## start Data records

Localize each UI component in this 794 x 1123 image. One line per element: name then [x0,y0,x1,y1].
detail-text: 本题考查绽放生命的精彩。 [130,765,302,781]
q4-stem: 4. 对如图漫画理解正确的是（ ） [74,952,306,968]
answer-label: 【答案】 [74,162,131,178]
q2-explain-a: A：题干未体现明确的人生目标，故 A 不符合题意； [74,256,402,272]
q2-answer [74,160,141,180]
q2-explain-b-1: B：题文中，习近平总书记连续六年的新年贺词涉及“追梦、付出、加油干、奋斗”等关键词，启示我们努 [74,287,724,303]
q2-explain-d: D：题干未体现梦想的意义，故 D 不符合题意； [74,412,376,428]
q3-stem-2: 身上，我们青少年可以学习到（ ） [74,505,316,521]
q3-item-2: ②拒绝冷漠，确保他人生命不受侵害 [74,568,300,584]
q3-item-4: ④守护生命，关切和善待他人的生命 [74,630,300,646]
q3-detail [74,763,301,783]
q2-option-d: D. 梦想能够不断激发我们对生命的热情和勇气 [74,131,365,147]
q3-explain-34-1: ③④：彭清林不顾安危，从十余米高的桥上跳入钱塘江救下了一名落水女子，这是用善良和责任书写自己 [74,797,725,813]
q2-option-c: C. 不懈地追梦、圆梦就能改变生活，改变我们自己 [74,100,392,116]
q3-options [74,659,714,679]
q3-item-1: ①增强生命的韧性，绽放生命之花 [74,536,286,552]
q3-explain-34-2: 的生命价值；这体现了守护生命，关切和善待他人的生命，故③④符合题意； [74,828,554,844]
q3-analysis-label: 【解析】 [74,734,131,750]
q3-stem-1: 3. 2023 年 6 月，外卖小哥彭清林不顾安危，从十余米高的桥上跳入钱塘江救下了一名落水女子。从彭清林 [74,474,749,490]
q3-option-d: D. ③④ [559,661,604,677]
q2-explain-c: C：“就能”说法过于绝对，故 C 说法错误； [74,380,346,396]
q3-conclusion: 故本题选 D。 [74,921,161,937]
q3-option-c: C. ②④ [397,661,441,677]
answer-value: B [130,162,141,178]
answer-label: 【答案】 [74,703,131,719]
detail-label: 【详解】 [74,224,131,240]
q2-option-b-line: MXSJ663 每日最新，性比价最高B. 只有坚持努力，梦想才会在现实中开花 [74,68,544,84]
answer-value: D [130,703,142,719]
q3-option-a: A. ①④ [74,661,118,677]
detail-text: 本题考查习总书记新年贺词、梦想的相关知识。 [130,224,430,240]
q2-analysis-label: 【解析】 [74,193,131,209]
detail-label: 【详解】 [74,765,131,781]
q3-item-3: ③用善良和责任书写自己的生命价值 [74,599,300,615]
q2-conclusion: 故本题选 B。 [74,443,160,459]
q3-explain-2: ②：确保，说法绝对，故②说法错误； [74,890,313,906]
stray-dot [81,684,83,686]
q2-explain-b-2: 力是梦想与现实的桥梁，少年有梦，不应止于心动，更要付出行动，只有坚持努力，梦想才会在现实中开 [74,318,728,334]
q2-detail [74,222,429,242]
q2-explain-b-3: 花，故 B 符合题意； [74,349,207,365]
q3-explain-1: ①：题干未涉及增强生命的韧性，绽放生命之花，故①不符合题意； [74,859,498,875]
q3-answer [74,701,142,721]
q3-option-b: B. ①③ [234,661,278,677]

## end Data records
## start Data records

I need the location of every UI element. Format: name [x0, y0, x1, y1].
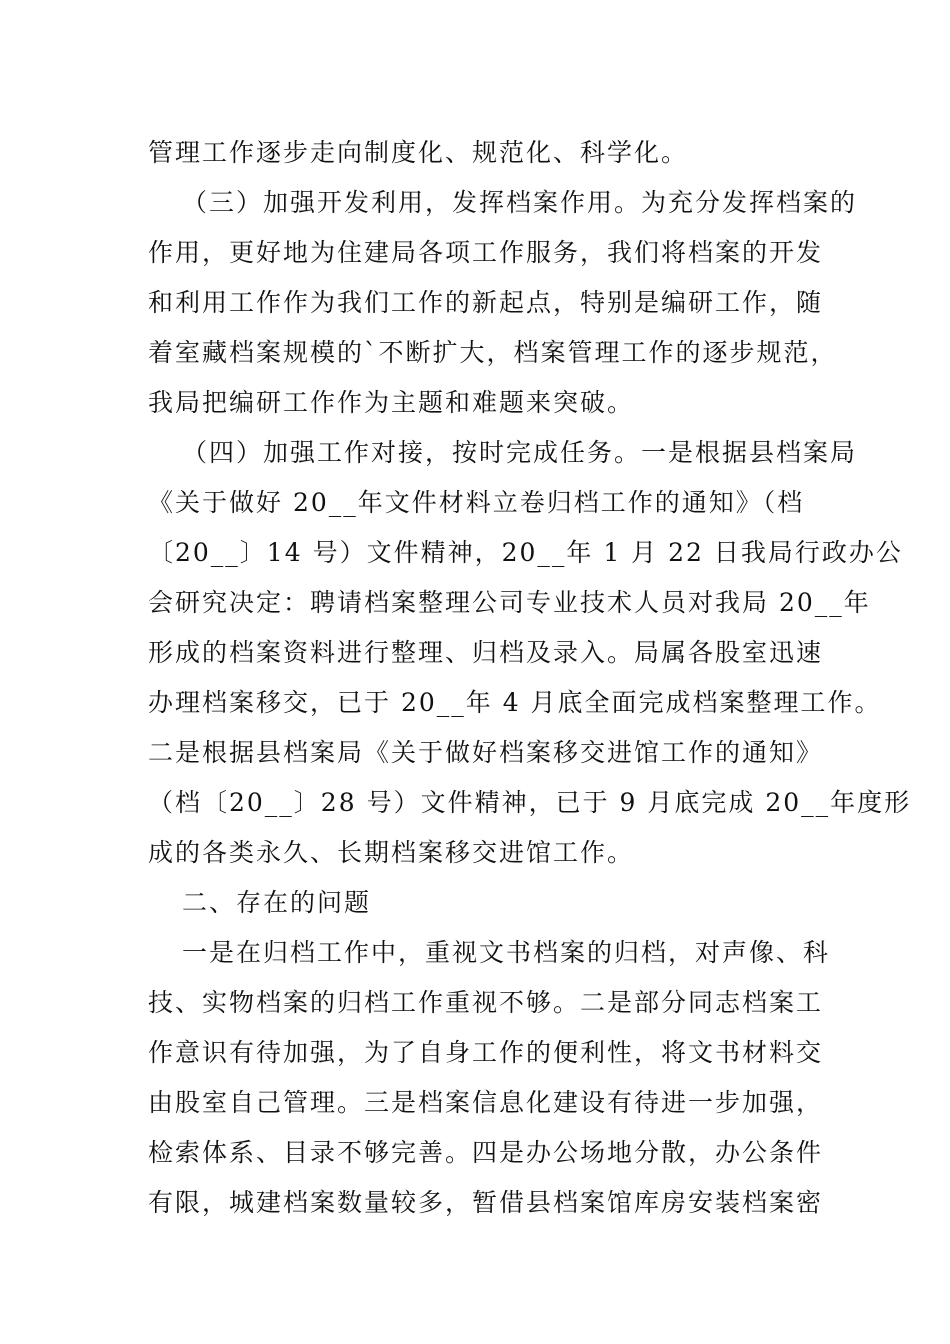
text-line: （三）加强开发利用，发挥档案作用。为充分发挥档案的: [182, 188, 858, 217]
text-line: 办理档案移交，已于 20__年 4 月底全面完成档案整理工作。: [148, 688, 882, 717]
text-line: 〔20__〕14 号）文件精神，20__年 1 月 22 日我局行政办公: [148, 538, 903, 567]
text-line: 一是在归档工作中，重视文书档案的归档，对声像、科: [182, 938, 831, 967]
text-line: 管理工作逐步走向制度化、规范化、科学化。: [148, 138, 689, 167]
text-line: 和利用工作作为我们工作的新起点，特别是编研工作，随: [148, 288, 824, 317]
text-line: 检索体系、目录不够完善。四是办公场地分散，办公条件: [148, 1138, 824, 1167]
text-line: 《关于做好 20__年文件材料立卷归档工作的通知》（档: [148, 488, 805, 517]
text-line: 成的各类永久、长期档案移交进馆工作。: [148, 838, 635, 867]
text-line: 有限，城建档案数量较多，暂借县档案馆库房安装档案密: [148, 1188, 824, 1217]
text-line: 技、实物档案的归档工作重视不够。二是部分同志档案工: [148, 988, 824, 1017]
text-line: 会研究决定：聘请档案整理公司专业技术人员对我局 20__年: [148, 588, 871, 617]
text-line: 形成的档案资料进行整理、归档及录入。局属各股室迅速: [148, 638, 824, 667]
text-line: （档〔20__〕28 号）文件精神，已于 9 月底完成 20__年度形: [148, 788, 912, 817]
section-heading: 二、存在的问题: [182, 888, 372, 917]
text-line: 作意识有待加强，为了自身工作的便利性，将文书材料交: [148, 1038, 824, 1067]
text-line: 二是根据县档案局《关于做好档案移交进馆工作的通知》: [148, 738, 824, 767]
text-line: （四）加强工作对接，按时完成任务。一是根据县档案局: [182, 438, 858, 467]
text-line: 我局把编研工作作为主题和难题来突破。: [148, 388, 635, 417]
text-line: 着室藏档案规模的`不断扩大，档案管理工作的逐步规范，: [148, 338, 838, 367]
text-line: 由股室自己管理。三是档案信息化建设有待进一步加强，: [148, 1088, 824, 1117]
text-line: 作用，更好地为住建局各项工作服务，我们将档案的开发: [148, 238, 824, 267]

## end Data records
## start Data records

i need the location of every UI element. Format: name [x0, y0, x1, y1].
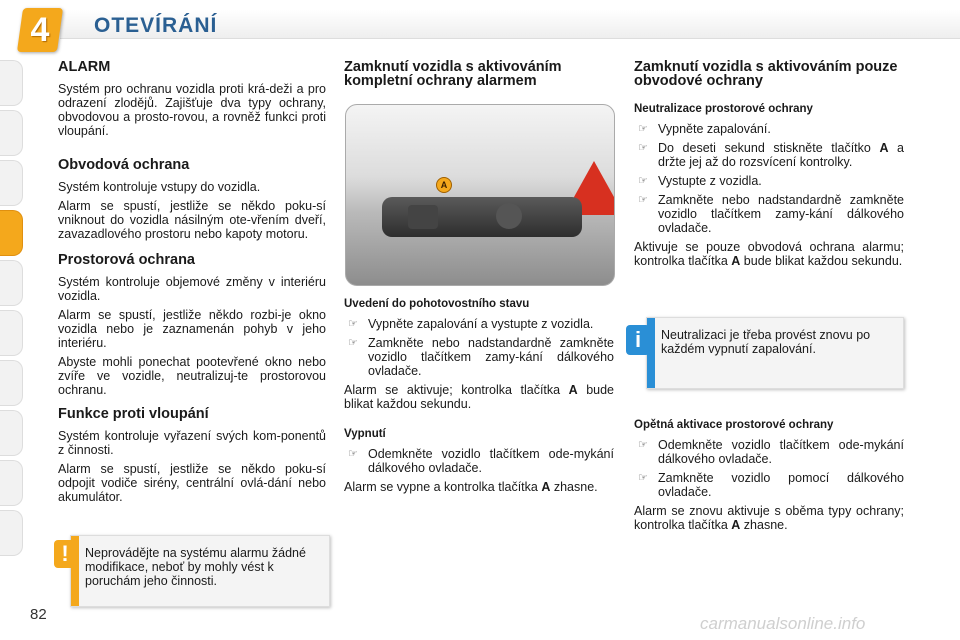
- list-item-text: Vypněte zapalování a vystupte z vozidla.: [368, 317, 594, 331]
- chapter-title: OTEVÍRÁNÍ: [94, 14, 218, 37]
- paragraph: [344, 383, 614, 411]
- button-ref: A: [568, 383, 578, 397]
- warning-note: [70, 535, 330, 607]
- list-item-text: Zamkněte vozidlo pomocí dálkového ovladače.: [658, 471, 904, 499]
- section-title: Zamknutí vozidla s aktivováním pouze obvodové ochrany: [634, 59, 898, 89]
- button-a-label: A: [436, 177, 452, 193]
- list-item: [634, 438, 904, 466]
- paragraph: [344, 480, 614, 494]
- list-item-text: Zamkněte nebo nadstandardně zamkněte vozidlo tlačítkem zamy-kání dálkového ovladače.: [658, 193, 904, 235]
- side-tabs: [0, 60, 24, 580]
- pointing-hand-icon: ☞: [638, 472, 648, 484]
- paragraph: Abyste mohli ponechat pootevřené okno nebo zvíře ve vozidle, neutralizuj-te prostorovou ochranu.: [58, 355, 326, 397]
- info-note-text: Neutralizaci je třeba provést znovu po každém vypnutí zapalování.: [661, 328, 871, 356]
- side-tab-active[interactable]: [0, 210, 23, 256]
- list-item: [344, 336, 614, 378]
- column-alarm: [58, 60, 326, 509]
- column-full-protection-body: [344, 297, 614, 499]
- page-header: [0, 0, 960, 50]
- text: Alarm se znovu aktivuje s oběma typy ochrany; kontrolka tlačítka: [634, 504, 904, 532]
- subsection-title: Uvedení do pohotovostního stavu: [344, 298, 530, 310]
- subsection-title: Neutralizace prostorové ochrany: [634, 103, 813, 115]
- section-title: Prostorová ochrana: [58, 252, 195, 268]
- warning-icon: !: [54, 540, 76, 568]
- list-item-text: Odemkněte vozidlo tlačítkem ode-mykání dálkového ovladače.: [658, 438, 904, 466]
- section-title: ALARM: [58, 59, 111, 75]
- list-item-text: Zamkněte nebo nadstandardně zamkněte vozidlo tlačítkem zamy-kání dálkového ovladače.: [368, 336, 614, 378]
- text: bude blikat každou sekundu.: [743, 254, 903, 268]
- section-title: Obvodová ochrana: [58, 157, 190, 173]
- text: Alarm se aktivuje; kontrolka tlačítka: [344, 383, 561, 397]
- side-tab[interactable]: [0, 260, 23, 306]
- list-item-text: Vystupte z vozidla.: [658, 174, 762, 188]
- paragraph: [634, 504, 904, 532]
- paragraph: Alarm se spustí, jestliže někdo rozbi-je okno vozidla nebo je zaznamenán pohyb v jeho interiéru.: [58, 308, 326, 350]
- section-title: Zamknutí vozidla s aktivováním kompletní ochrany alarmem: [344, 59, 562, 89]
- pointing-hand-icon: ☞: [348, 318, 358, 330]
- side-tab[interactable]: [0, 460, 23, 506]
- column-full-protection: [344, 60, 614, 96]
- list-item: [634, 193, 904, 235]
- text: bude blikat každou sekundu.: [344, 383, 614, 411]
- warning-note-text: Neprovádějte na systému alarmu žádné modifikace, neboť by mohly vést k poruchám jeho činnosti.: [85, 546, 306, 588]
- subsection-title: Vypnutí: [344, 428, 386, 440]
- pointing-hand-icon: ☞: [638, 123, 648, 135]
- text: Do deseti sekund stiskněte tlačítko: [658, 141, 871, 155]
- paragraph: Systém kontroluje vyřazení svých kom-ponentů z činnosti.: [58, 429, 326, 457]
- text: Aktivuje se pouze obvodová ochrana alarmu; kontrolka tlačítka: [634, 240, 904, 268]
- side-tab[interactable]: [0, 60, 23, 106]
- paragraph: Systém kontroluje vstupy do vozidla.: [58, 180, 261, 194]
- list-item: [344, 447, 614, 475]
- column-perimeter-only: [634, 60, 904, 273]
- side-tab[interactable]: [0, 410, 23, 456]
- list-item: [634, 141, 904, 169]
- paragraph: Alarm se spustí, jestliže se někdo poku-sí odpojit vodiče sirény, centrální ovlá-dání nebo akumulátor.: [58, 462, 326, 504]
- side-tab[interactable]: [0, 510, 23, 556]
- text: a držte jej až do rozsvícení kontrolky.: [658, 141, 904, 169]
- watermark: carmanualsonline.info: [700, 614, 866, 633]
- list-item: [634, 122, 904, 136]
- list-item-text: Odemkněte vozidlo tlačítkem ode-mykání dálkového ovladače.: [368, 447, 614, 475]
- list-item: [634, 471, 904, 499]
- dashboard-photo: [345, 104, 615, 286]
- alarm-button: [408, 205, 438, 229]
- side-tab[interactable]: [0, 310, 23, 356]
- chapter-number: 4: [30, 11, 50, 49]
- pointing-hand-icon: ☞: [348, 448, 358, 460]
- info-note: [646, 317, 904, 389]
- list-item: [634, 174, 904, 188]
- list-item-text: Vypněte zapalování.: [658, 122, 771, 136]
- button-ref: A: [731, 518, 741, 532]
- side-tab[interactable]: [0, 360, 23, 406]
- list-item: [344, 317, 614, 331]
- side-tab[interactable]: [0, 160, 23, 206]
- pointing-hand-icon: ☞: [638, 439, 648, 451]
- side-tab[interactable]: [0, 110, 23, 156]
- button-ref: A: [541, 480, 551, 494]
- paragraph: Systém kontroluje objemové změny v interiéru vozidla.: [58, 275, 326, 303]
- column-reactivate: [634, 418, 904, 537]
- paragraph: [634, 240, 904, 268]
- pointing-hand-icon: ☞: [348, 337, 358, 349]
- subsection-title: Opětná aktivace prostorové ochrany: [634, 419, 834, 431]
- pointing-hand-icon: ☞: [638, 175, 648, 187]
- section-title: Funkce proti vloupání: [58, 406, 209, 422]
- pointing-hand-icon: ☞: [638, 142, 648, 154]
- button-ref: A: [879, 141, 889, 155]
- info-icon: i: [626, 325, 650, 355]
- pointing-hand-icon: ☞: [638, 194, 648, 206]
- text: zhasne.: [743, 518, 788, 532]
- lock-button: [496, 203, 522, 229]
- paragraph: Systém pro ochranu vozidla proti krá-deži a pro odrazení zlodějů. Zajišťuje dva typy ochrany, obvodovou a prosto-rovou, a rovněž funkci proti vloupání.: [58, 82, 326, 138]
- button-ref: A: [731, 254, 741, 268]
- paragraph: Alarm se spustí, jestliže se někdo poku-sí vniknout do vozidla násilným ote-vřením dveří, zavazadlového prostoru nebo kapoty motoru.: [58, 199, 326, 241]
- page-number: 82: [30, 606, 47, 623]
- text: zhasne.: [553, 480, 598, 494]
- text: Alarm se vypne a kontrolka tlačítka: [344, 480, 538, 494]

## end Data records

◆ **Directions**: Reproduce without alteration every line of the data from the line containing "- list-item-text: Vypněte zapalování a" down to the line containing "- subsection-title: Neutralizace", including both of those lines.

◆ **Written response**:
- list-item-text: Vypněte zapalování a vystupte z vozidla.: [368, 317, 594, 331]
- chapter-title: OTEVÍRÁNÍ: [94, 14, 218, 37]
- paragraph: [344, 383, 614, 411]
- button-ref: A: [568, 383, 578, 397]
- warning-note: [70, 535, 330, 607]
- list-item-text: Zamkněte vozidlo pomocí dálkového ovladače.: [658, 471, 904, 499]
- section-title: Zamknutí vozidla s aktivováním pouze obvodové ochrany: [634, 59, 898, 89]
- button-a-label: A: [436, 177, 452, 193]
- list-item: [634, 438, 904, 466]
- paragraph: [344, 480, 614, 494]
- list-item-text: Zamkněte nebo nadstandardně zamkněte vozidlo tlačítkem zamy-kání dálkového ovladače.: [658, 193, 904, 235]
- side-tabs: [0, 60, 24, 580]
- pointing-hand-icon: ☞: [638, 472, 648, 484]
- paragraph: Abyste mohli ponechat pootevřené okno nebo zvíře ve vozidle, neutralizuj-te prostorovou ochranu.: [58, 355, 326, 397]
- info-note-text: Neutralizaci je třeba provést znovu po každém vypnutí zapalování.: [661, 328, 871, 356]
- side-tab-active[interactable]: [0, 210, 23, 256]
- list-item: [344, 336, 614, 378]
- column-alarm: [58, 60, 326, 509]
- column-full-protection-body: [344, 297, 614, 499]
- page-header: [0, 0, 960, 50]
- text: Alarm se znovu aktivuje s oběma typy ochrany; kontrolka tlačítka: [634, 504, 904, 532]
- subsection-title: Uvedení do pohotovostního stavu: [344, 298, 530, 310]
- subsection-title: Neutralizace prostorové ochrany: [634, 103, 813, 115]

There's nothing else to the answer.